-- Start --
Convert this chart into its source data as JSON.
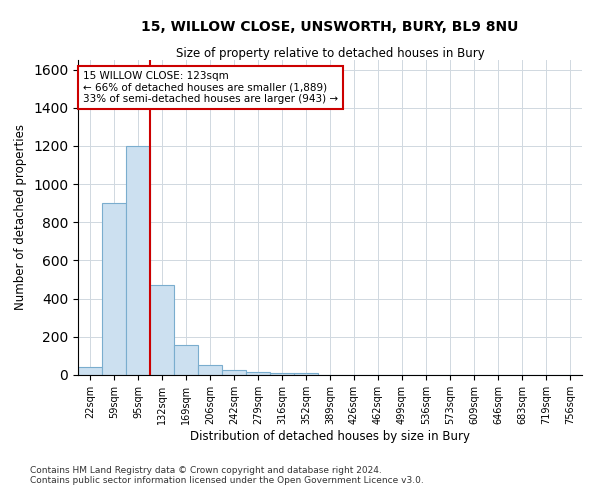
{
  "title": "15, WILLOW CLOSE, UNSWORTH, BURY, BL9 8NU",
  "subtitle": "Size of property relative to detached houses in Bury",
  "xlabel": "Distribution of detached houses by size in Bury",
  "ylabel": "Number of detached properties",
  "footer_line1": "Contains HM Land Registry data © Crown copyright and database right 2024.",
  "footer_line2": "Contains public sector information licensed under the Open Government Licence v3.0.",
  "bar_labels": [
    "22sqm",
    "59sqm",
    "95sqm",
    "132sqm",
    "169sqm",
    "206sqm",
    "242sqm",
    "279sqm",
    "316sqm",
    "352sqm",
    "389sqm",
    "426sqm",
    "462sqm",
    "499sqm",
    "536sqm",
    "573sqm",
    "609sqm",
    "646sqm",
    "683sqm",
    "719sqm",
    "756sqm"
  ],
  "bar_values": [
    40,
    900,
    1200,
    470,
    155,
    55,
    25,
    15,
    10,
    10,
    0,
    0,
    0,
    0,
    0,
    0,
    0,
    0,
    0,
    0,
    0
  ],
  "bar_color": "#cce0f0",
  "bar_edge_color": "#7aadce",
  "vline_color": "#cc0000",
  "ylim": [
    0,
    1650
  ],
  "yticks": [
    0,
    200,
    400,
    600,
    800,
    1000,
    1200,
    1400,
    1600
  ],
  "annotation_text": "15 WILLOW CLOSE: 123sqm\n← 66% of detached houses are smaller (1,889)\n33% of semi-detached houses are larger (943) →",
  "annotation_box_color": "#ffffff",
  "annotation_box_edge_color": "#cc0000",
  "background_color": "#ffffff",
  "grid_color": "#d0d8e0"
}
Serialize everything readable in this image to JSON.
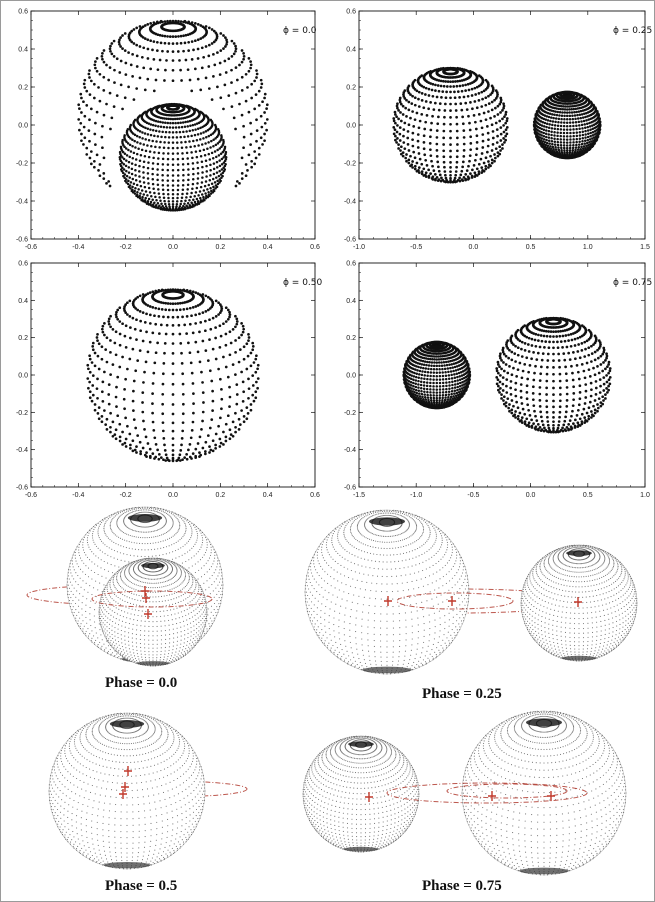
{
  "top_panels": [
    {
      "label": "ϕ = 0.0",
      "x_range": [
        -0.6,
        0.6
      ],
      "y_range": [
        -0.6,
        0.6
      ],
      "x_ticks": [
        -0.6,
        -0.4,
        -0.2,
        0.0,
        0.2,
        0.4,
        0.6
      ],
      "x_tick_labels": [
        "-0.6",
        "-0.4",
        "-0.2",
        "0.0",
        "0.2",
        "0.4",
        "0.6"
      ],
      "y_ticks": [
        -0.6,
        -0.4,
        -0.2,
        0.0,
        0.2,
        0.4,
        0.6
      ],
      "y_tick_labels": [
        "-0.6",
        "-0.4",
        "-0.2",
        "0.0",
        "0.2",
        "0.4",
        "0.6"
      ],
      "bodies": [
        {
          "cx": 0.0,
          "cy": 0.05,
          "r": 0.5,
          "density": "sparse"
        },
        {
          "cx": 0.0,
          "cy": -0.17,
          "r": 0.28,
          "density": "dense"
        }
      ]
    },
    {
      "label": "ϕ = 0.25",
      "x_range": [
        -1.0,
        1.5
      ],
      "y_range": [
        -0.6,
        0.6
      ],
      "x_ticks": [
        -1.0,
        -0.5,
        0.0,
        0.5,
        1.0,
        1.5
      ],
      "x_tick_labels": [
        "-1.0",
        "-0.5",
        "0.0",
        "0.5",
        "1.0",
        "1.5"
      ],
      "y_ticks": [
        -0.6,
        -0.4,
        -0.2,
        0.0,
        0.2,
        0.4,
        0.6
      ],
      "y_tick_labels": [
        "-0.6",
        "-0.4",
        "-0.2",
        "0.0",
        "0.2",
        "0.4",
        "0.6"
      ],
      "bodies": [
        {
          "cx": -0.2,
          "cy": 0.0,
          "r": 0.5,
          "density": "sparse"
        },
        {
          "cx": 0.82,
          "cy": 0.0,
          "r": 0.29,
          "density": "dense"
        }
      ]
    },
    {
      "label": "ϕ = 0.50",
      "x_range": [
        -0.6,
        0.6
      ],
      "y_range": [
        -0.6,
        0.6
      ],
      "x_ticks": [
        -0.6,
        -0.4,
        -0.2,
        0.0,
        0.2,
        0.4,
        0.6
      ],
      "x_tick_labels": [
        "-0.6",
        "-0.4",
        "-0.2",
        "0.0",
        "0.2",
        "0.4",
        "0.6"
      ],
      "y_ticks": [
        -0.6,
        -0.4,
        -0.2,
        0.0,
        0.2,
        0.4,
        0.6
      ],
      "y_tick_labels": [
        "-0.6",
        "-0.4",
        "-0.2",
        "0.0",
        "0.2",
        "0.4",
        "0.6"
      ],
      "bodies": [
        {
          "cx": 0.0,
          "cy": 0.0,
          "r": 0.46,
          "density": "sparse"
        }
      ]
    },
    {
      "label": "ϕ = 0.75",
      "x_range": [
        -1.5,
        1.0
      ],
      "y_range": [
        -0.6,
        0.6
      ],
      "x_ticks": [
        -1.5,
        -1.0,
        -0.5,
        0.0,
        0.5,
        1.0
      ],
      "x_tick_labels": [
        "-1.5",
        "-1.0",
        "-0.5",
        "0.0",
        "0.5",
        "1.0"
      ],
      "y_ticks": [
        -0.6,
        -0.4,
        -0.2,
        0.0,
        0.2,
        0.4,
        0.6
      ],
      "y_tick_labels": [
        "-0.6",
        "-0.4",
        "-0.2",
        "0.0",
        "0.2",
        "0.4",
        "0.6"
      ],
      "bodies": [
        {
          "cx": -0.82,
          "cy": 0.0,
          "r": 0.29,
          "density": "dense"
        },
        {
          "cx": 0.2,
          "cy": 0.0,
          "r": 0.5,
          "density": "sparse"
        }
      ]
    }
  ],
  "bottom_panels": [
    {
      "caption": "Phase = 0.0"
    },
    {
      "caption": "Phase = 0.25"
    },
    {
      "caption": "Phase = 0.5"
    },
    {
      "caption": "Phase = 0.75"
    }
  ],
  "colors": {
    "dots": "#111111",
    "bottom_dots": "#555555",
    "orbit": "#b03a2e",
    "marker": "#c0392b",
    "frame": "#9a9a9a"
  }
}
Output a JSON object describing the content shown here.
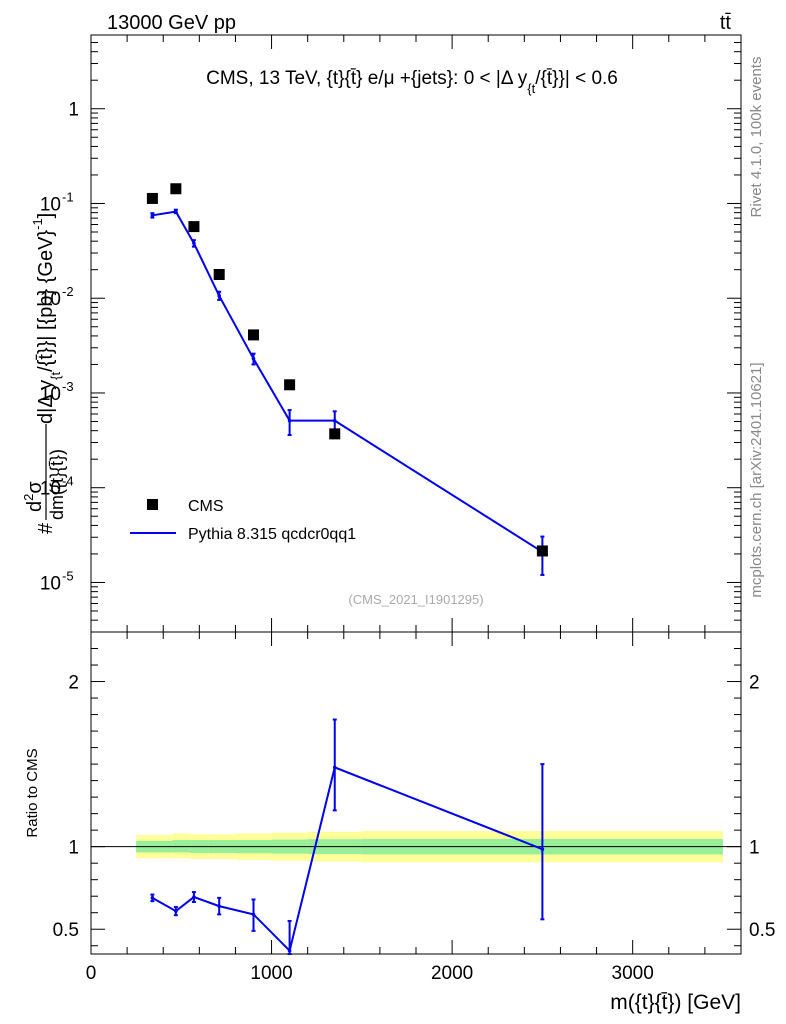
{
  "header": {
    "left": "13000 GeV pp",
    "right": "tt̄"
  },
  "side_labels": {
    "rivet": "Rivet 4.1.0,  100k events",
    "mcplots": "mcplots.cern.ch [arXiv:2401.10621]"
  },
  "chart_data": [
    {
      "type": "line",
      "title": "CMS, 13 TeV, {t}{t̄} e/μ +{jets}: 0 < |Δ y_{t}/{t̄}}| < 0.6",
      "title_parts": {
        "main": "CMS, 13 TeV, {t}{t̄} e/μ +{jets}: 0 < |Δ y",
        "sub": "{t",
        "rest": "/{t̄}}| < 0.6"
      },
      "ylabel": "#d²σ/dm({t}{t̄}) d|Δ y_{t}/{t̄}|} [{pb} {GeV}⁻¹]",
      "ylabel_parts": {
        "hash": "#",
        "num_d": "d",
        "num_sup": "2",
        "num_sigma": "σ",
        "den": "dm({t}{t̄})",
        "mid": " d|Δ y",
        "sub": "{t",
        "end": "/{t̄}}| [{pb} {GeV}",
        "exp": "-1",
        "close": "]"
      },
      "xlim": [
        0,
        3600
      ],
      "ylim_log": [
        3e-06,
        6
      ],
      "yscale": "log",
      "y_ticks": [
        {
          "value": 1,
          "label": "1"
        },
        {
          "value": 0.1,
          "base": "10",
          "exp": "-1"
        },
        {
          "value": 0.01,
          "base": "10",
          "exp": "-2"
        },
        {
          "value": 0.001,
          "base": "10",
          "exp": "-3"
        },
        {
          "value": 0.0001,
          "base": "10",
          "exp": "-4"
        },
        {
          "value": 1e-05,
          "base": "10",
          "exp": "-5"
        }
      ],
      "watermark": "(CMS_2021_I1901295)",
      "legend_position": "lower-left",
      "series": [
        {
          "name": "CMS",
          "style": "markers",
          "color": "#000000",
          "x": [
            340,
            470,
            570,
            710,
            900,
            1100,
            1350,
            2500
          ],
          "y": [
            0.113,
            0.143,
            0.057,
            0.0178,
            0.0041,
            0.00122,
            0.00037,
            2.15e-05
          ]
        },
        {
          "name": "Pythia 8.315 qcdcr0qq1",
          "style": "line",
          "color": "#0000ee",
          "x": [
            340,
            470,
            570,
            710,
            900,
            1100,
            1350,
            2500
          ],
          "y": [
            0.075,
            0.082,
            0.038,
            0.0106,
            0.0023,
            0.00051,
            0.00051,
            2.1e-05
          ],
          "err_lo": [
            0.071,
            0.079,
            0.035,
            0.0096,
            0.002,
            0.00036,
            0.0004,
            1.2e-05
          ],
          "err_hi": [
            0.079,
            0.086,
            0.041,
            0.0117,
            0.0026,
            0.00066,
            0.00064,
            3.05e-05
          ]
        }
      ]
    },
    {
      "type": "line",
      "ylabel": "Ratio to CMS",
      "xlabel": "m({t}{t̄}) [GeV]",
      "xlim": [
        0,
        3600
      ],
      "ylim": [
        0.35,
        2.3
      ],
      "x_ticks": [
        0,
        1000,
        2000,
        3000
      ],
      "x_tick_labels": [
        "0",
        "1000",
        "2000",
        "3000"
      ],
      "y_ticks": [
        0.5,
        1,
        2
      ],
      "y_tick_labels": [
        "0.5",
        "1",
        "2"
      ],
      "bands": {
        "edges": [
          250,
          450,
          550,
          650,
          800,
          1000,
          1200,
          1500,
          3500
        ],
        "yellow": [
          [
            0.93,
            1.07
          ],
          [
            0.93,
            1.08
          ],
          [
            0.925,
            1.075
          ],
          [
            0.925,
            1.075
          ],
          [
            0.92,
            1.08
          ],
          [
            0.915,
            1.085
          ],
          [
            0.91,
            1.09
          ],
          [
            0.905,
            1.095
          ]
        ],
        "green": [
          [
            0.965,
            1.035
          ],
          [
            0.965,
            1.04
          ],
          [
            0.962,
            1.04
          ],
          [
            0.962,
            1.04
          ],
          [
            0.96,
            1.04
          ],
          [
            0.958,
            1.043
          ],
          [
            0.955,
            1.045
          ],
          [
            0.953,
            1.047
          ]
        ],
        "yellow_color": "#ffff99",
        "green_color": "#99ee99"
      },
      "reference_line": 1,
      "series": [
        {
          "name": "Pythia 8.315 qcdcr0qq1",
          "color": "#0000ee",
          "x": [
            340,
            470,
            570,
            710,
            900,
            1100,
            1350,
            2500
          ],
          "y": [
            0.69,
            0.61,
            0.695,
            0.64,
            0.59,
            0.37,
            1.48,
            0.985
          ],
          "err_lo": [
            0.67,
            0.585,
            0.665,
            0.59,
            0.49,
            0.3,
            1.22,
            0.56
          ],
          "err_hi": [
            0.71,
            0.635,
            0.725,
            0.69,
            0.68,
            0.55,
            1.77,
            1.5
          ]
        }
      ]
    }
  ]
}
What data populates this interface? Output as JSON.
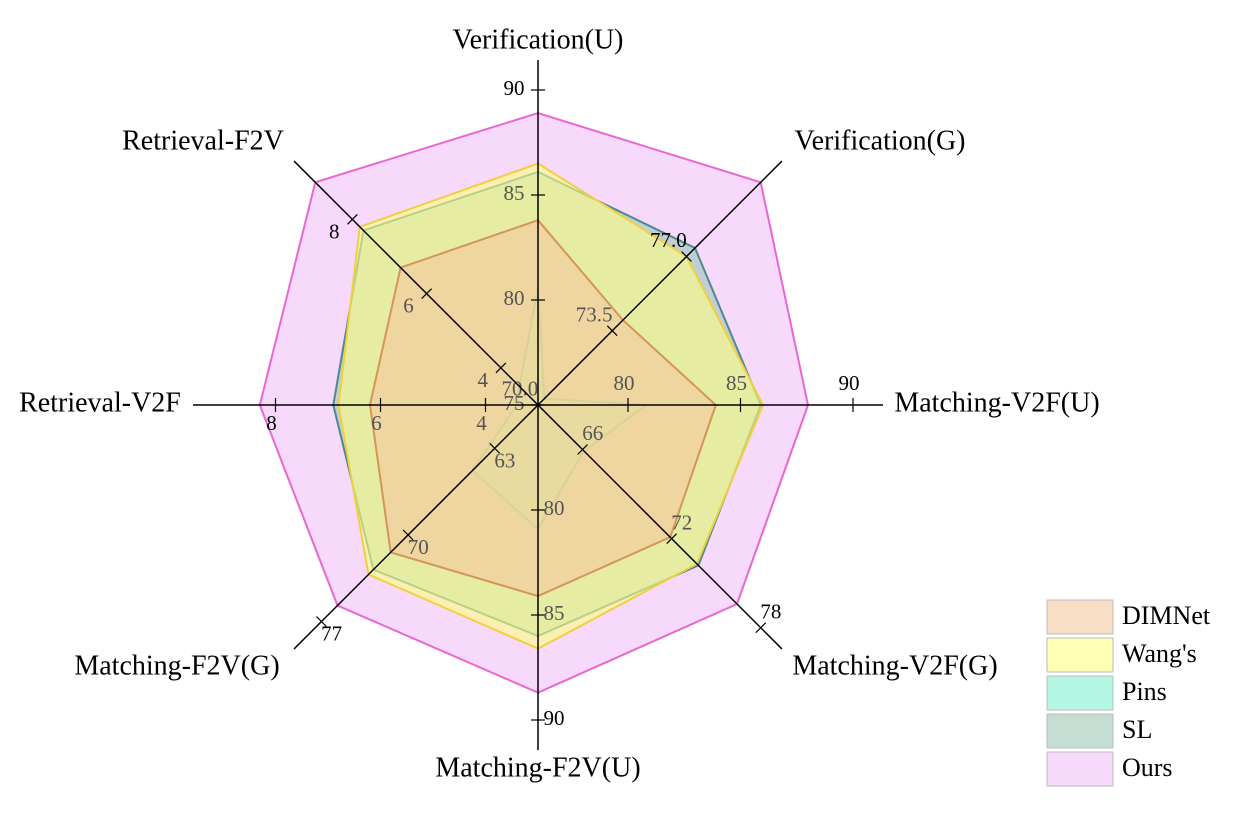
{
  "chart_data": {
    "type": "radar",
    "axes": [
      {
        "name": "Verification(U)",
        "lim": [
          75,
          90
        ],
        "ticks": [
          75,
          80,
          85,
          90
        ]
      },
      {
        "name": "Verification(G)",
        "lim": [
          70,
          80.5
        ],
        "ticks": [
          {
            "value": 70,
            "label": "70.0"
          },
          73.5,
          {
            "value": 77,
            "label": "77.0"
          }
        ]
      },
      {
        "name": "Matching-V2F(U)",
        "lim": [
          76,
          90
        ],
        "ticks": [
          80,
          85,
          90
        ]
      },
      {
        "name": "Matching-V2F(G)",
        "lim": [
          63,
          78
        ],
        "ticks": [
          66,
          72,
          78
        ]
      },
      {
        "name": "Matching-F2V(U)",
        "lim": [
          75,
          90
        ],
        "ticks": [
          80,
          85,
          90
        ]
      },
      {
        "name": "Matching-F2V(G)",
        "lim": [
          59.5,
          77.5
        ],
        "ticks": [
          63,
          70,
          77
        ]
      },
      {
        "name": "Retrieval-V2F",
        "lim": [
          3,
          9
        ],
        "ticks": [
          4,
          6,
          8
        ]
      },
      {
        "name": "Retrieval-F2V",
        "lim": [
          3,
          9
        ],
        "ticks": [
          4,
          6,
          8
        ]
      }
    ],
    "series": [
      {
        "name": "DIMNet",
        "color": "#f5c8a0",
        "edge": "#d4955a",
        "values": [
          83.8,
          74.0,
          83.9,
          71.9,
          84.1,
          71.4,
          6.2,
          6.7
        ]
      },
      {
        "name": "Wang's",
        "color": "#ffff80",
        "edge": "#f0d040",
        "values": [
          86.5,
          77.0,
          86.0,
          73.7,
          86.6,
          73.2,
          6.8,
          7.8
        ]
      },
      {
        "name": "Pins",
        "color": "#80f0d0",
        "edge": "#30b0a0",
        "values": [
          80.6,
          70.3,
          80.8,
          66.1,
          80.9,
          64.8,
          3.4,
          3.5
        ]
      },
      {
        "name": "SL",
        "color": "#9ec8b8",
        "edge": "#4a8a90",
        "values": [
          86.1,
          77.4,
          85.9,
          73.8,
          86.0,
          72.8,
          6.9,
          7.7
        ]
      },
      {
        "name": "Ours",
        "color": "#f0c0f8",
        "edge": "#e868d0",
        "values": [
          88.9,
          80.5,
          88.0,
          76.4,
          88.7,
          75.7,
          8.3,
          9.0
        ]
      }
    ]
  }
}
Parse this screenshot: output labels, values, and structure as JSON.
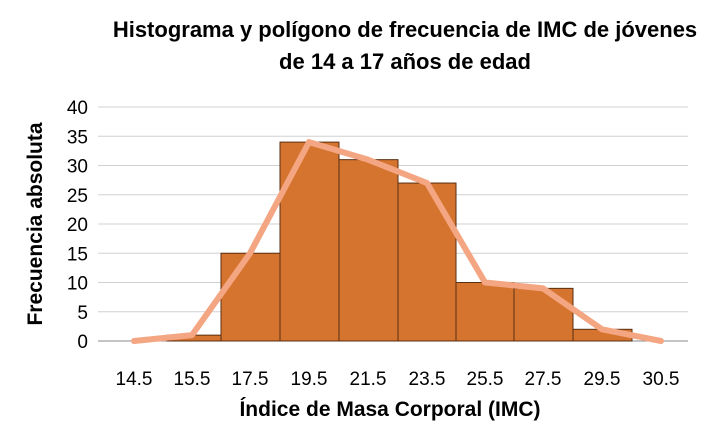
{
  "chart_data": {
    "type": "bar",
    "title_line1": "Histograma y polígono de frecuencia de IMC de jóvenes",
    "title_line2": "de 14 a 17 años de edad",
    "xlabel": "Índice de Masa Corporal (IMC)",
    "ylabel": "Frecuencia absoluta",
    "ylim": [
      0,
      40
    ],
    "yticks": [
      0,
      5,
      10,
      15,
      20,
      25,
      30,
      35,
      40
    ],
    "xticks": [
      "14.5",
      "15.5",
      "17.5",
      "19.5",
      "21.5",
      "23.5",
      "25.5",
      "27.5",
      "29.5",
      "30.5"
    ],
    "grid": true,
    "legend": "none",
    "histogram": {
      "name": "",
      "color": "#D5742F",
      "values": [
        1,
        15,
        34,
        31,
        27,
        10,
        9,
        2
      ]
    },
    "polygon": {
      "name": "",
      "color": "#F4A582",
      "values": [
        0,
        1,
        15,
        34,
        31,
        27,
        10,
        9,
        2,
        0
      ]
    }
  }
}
-- End --
# Exercise goal
On how many lines does the word "jets" appear? Answer with only the number.

# Exercise solution
2